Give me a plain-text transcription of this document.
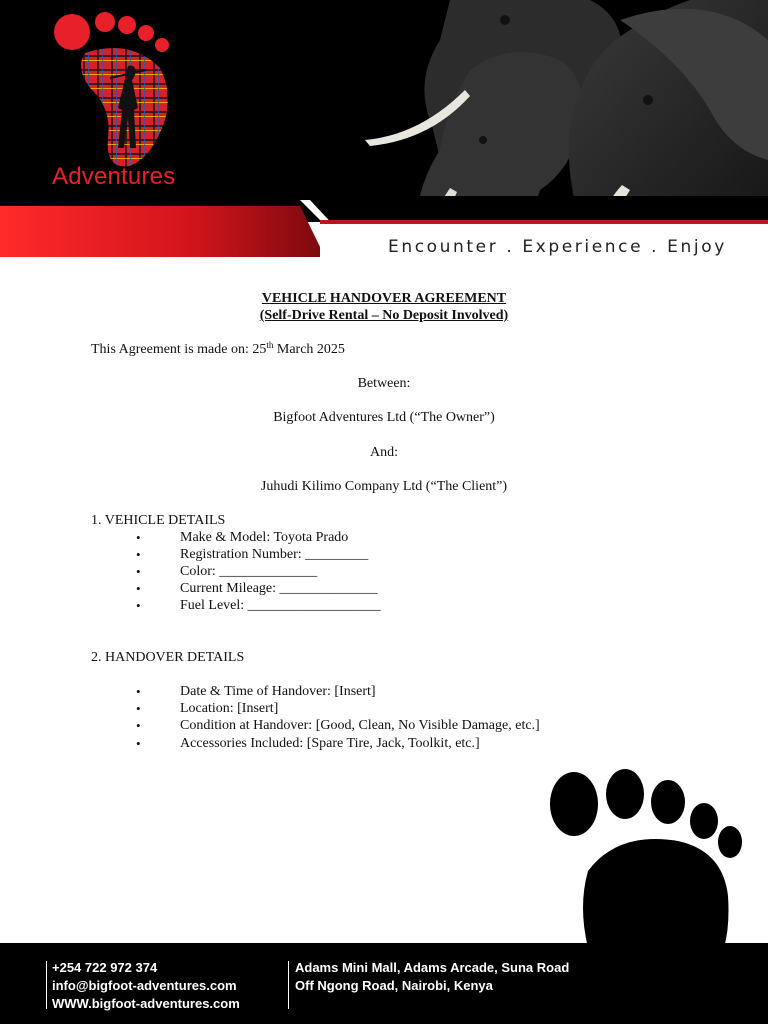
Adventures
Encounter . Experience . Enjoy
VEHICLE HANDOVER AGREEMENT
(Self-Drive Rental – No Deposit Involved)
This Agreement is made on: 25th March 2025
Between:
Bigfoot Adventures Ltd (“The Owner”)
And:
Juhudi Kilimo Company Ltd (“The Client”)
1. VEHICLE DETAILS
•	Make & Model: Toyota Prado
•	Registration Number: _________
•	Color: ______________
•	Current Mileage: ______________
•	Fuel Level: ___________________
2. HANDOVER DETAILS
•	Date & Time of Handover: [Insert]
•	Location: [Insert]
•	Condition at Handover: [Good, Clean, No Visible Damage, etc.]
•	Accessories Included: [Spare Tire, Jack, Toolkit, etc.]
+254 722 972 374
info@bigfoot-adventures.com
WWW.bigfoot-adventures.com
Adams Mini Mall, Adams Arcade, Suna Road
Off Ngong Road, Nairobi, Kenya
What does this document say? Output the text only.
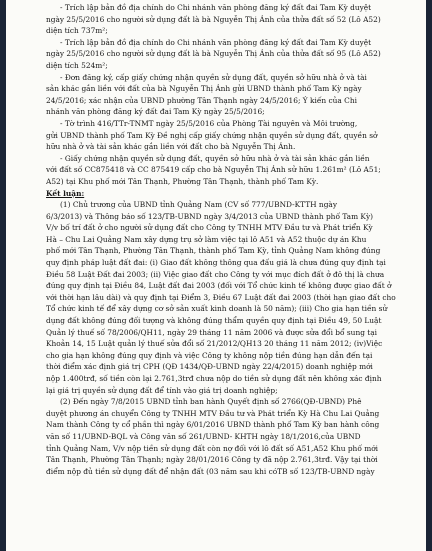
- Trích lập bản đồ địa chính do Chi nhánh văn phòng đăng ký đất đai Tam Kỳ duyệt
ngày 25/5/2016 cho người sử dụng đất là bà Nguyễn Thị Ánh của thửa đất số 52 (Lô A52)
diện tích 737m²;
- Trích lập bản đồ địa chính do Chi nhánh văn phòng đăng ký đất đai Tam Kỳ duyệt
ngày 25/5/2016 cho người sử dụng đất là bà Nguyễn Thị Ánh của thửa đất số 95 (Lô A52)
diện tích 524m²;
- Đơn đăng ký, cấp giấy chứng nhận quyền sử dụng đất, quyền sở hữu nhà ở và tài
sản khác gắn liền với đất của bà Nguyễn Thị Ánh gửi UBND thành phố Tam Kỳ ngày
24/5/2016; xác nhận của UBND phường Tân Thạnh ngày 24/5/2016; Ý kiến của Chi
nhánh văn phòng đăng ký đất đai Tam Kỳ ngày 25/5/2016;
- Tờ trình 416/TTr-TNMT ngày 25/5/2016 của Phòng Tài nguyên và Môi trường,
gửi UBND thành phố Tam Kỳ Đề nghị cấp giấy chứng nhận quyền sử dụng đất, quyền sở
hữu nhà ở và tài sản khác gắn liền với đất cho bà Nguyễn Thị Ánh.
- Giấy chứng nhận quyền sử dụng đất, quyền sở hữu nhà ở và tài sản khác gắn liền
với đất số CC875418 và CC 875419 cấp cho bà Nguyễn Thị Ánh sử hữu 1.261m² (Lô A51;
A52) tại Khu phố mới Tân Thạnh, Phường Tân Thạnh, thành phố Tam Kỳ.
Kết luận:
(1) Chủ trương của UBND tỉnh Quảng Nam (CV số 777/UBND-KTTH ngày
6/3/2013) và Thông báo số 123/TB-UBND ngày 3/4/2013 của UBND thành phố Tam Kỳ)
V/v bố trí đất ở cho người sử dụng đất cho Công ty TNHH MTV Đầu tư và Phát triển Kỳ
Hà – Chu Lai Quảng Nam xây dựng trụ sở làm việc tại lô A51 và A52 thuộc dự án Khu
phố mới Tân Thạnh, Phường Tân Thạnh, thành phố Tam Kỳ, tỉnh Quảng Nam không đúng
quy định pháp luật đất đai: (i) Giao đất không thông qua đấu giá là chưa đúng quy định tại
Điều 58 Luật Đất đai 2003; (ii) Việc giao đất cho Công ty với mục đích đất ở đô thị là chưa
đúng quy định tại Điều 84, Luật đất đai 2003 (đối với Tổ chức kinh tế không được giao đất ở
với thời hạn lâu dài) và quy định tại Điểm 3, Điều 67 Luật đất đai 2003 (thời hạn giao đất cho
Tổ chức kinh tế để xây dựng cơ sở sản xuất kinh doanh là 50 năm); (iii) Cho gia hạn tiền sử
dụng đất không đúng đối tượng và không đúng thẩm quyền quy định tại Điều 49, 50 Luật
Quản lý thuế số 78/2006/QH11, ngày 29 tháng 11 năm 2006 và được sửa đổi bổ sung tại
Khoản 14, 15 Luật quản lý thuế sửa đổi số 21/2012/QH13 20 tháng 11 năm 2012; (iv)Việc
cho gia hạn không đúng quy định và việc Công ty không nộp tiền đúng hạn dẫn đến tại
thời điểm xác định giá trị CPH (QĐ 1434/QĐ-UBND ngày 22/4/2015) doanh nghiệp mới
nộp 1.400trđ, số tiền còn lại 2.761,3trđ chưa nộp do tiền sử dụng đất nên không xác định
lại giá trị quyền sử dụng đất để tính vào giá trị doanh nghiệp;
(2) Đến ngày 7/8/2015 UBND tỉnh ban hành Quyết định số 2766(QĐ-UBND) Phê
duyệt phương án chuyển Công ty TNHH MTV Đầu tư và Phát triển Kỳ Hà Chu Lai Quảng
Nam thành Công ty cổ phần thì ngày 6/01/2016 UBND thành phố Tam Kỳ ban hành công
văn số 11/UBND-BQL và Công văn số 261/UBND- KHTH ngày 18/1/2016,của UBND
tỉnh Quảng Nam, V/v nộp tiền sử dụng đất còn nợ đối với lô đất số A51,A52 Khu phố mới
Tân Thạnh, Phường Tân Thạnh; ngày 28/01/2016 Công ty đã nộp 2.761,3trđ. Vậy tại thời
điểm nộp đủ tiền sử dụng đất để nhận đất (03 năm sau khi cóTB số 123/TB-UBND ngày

□ □ □ □ □ □ □

## Problem to solve
Your copy of the data should match it exactly, except that pictures are left out.

## Response to this task
Give me a plain-text transcription of this document.
Adventures
Encounter . Experience . Enjoy
VEHICLE HANDOVER AGREEMENT
(Self-Drive Rental – No Deposit Involved)
This Agreement is made on: 25th March 2025
Between:
Bigfoot Adventures Ltd (“The Owner”)
And:
Juhudi Kilimo Company Ltd (“The Client”)
1. VEHICLE DETAILS
•	Make & Model: Toyota Prado
•	Registration Number: _________
•	Color: ______________
•	Current Mileage: ______________
•	Fuel Level: ___________________
2. HANDOVER DETAILS
•	Date & Time of Handover: [Insert]
•	Location: [Insert]
•	Condition at Handover: [Good, Clean, No Visible Damage, etc.]
•	Accessories Included: [Spare Tire, Jack, Toolkit, etc.]
+254 722 972 374
info@bigfoot-adventures.com
WWW.bigfoot-adventures.com
Adams Mini Mall, Adams Arcade, Suna Road
Off Ngong Road, Nairobi, Kenya
What does this document say? Output the text only.
- Trích lập bản đồ địa chính do Chi nhánh văn phòng đăng ký đất đai Tam Kỳ duyệt
ngày 25/5/2016 cho người sử dụng đất là bà Nguyễn Thị Ánh của thửa đất số 52 (Lô A52)
diện tích 737m²;
- Trích lập bản đồ địa chính do Chi nhánh văn phòng đăng ký đất đai Tam Kỳ duyệt
ngày 25/5/2016 cho người sử dụng đất là bà Nguyễn Thị Ánh của thửa đất số 95 (Lô A52)
diện tích 524m²;
- Đơn đăng ký, cấp giấy chứng nhận quyền sử dụng đất, quyền sở hữu nhà ở và tài
sản khác gắn liền với đất của bà Nguyễn Thị Ánh gửi UBND thành phố Tam Kỳ ngày
24/5/2016; xác nhận của UBND phường Tân Thạnh ngày 24/5/2016; Ý kiến của Chi
nhánh văn phòng đăng ký đất đai Tam Kỳ ngày 25/5/2016;
- Tờ trình 416/TTr-TNMT ngày 25/5/2016 của Phòng Tài nguyên và Môi trường,
gửi UBND thành phố Tam Kỳ Đề nghị cấp giấy chứng nhận quyền sử dụng đất, quyền sở
hữu nhà ở và tài sản khác gắn liền với đất cho bà Nguyễn Thị Ánh.
- Giấy chứng nhận quyền sử dụng đất, quyền sở hữu nhà ở và tài sản khác gắn liền
với đất số CC875418 và CC 875419 cấp cho bà Nguyễn Thị Ánh sử hữu 1.261m² (Lô A51;
A52) tại Khu phố mới Tân Thạnh, Phường Tân Thạnh, thành phố Tam Kỳ.
Kết luận:
(1) Chủ trương của UBND tỉnh Quảng Nam (CV số 777/UBND-KTTH ngày
6/3/2013) và Thông báo số 123/TB-UBND ngày 3/4/2013 của UBND thành phố Tam Kỳ)
V/v bố trí đất ở cho người sử dụng đất cho Công ty TNHH MTV Đầu tư và Phát triển Kỳ
Hà – Chu Lai Quảng Nam xây dựng trụ sở làm việc tại lô A51 và A52 thuộc dự án Khu
phố mới Tân Thạnh, Phường Tân Thạnh, thành phố Tam Kỳ, tỉnh Quảng Nam không đúng
quy định pháp luật đất đai: (i) Giao đất không thông qua đấu giá là chưa đúng quy định tại
Điều 58 Luật Đất đai 2003; (ii) Việc giao đất cho Công ty với mục đích đất ở đô thị là chưa
đúng quy định tại Điều 84, Luật đất đai 2003 (đối với Tổ chức kinh tế không được giao đất ở
với thời hạn lâu dài) và quy định tại Điểm 3, Điều 67 Luật đất đai 2003 (thời hạn giao đất cho
Tổ chức kinh tế để xây dựng cơ sở sản xuất kinh doanh là 50 năm); (iii) Cho gia hạn tiền sử
dụng đất không đúng đối tượng và không đúng thẩm quyền quy định tại Điều 49, 50 Luật
Quản lý thuế số 78/2006/QH11, ngày 29 tháng 11 năm 2006 và được sửa đổi bổ sung tại
Khoản 14, 15 Luật quản lý thuế sửa đổi số 21/2012/QH13 20 tháng 11 năm 2012; (iv)Việc
cho gia hạn không đúng quy định và việc Công ty không nộp tiền đúng hạn dẫn đến tại
thời điểm xác định giá trị CPH (QĐ 1434/QĐ-UBND ngày 22/4/2015) doanh nghiệp mới
nộp 1.400trđ, số tiền còn lại 2.761,3trđ chưa nộp do tiền sử dụng đất nên không xác định
lại giá trị quyền sử dụng đất để tính vào giá trị doanh nghiệp;
(2) Đến ngày 7/8/2015 UBND tỉnh ban hành Quyết định số 2766(QĐ-UBND) Phê
duyệt phương án chuyển Công ty TNHH MTV Đầu tư và Phát triển Kỳ Hà Chu Lai Quảng
Nam thành Công ty cổ phần thì ngày 6/01/2016 UBND thành phố Tam Kỳ ban hành công
văn số 11/UBND-BQL và Công văn số 261/UBND- KHTH ngày 18/1/2016,của UBND
tỉnh Quảng Nam, V/v nộp tiền sử dụng đất còn nợ đối với lô đất số A51,A52 Khu phố mới
Tân Thạnh, Phường Tân Thạnh; ngày 28/01/2016 Công ty đã nộp 2.761,3trđ. Vậy tại thời
điểm nộp đủ tiền sử dụng đất để nhận đất (03 năm sau khi cóTB số 123/TB-UBND ngày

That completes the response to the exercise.